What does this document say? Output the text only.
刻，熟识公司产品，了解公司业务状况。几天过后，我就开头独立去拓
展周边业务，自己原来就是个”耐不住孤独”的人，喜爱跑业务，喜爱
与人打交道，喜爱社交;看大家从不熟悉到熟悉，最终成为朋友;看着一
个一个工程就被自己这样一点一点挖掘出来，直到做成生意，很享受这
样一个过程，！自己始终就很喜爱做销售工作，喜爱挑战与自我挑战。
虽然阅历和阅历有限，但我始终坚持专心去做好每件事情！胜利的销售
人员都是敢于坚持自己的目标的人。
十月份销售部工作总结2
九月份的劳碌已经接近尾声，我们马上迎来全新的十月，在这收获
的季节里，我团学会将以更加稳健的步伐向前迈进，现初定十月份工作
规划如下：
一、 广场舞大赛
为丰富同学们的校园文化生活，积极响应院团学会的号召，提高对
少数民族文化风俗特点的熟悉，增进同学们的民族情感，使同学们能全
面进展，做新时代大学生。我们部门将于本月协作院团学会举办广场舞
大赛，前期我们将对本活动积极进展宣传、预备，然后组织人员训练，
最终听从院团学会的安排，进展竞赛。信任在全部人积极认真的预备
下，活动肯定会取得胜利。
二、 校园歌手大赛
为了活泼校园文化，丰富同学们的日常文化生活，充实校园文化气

-----

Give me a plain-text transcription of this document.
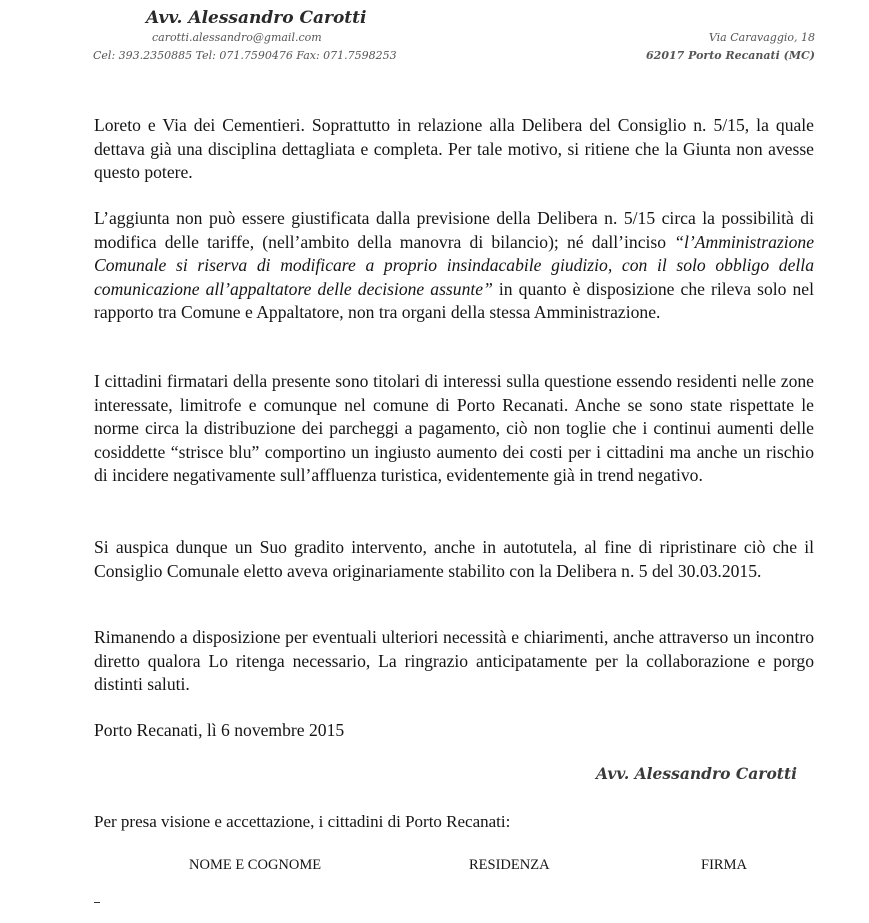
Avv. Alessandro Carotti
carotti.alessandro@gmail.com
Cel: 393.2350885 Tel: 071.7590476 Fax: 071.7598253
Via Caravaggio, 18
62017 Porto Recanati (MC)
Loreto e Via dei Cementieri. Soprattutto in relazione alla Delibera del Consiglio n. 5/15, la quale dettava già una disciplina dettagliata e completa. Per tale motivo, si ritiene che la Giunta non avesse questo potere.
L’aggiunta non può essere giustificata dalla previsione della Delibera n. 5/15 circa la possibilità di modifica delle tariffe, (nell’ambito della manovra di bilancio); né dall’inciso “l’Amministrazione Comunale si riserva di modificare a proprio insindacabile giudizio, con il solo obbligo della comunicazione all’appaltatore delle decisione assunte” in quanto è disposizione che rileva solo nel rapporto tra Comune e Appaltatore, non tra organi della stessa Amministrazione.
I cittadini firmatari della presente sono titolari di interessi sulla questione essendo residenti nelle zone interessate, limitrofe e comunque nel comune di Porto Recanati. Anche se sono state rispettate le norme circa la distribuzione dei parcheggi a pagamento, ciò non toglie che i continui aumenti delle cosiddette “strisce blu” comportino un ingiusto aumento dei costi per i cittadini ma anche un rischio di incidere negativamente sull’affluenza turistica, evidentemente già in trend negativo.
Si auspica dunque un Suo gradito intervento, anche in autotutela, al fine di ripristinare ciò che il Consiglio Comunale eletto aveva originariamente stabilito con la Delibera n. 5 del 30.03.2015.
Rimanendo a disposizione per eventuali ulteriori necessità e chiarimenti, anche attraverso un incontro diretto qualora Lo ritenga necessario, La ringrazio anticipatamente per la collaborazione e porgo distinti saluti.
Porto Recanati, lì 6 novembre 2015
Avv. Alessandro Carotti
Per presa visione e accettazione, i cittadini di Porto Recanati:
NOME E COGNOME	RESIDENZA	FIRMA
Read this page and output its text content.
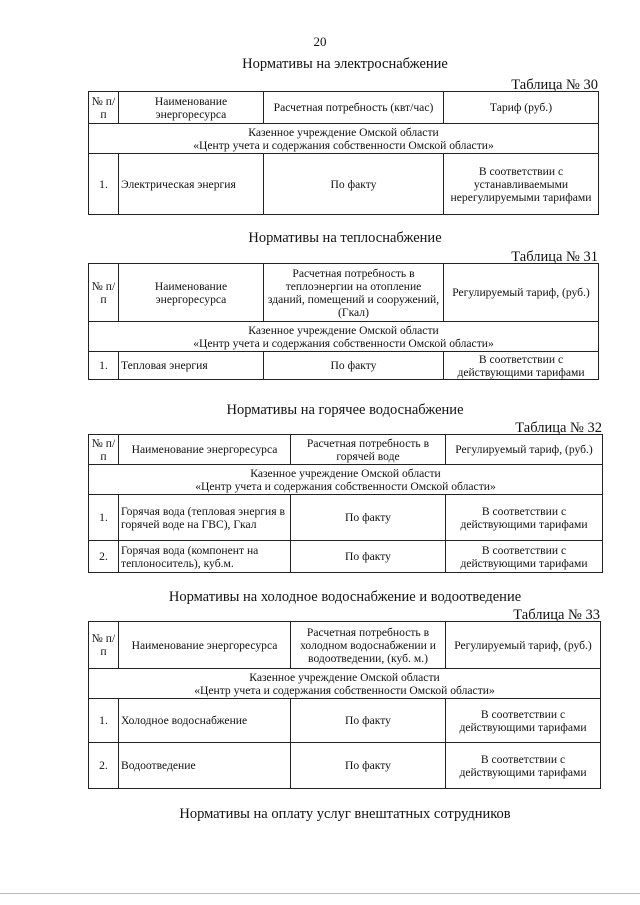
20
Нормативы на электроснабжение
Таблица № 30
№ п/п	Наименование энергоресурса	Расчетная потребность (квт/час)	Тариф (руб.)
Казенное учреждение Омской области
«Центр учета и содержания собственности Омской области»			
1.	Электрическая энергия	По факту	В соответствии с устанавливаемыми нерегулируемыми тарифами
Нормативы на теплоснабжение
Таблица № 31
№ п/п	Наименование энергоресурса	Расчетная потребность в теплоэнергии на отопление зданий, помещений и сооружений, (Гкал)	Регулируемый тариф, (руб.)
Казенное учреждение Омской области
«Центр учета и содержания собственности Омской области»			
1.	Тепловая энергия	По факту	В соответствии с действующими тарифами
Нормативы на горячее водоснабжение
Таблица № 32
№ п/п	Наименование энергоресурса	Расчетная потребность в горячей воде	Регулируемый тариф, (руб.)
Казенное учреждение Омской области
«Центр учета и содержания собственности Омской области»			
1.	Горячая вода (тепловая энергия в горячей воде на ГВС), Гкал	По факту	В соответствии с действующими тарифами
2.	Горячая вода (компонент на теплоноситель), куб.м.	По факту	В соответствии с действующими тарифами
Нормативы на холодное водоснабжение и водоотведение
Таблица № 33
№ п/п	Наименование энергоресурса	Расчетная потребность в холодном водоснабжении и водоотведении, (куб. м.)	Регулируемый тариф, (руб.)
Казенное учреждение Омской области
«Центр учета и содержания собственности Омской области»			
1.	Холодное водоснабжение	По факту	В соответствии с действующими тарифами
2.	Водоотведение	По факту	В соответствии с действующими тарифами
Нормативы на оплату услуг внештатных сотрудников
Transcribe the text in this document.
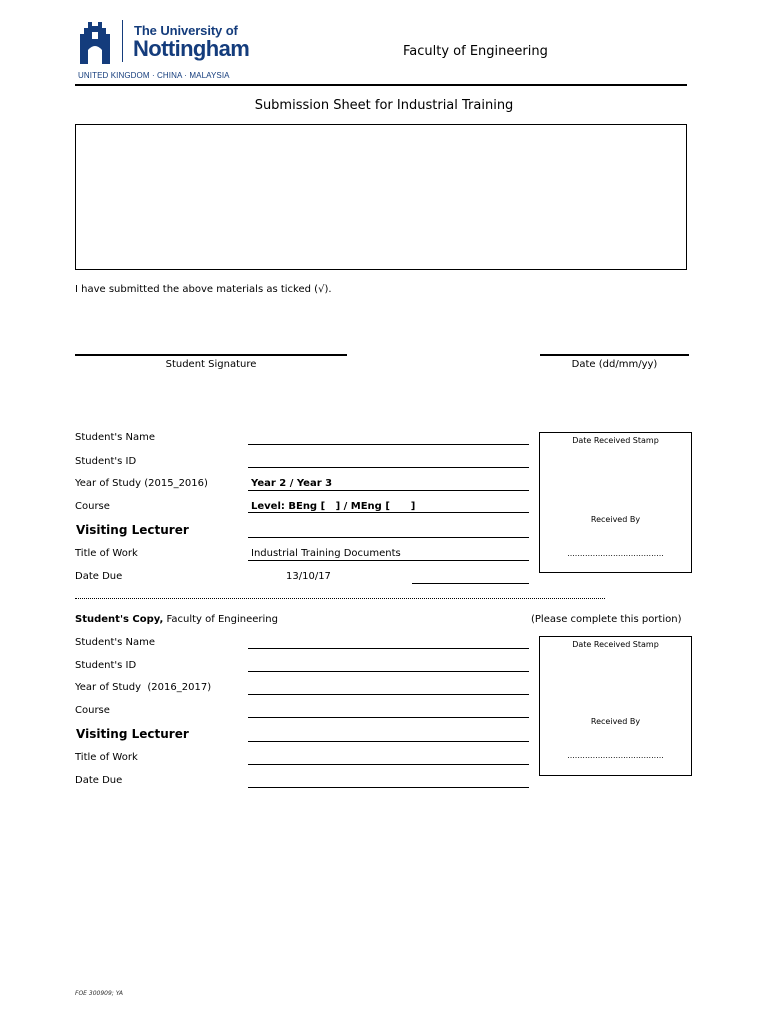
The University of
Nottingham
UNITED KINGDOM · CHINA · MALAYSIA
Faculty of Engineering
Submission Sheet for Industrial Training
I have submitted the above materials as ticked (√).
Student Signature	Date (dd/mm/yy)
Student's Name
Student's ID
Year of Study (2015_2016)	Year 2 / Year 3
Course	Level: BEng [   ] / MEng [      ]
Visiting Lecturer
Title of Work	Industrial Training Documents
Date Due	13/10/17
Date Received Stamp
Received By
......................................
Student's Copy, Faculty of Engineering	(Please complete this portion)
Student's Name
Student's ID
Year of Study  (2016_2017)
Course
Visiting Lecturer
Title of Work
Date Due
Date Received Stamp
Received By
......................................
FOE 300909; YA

-----

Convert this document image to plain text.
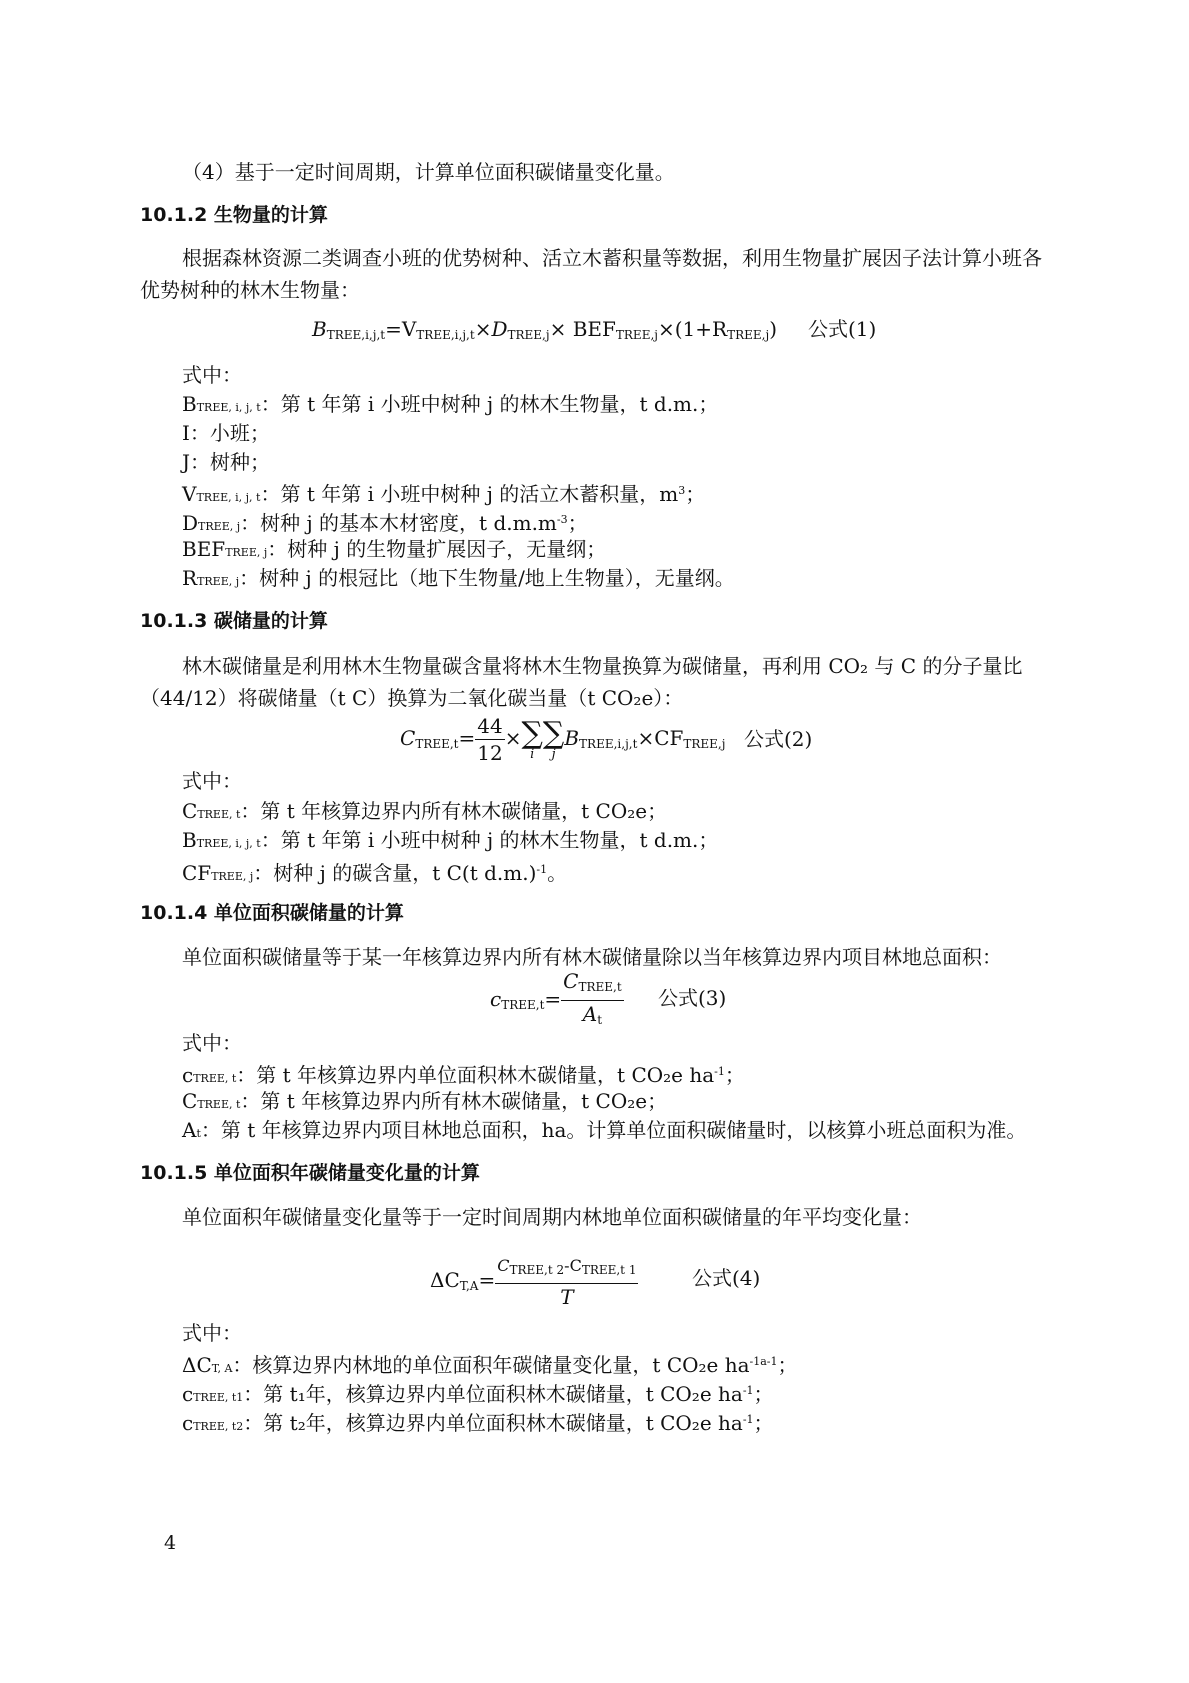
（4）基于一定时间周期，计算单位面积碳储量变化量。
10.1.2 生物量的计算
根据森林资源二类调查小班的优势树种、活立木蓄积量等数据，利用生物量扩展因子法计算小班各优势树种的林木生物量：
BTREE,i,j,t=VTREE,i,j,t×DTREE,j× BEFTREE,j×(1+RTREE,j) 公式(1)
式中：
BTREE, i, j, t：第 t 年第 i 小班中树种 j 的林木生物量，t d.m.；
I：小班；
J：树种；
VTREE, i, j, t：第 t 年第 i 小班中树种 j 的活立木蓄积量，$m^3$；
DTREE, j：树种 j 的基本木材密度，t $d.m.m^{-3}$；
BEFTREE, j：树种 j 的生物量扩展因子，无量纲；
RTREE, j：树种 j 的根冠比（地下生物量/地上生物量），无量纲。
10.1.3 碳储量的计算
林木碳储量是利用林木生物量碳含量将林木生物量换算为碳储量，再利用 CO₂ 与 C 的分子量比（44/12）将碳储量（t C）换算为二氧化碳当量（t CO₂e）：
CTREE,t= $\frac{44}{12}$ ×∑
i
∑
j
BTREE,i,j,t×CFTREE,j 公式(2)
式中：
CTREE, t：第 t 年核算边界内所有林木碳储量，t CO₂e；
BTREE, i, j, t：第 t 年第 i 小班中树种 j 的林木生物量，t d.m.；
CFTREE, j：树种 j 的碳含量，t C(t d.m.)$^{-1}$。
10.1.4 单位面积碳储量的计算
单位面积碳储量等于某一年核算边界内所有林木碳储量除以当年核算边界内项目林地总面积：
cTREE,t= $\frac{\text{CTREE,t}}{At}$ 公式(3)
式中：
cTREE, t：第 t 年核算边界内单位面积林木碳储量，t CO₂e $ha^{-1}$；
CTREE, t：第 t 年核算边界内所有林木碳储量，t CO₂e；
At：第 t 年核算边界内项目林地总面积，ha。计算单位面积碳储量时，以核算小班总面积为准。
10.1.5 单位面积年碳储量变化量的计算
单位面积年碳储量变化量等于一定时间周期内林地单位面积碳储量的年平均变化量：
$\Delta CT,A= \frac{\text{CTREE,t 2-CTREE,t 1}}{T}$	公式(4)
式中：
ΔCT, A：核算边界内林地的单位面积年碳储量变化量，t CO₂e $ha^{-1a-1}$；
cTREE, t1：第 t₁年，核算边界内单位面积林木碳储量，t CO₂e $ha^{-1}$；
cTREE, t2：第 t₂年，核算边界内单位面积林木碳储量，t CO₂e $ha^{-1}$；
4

-----

Copy each line that contains the word "plain".

◆ **WRITTEN SOLUTION**
Give me a plain-text transcription of this document.
Convert this document image to plain text.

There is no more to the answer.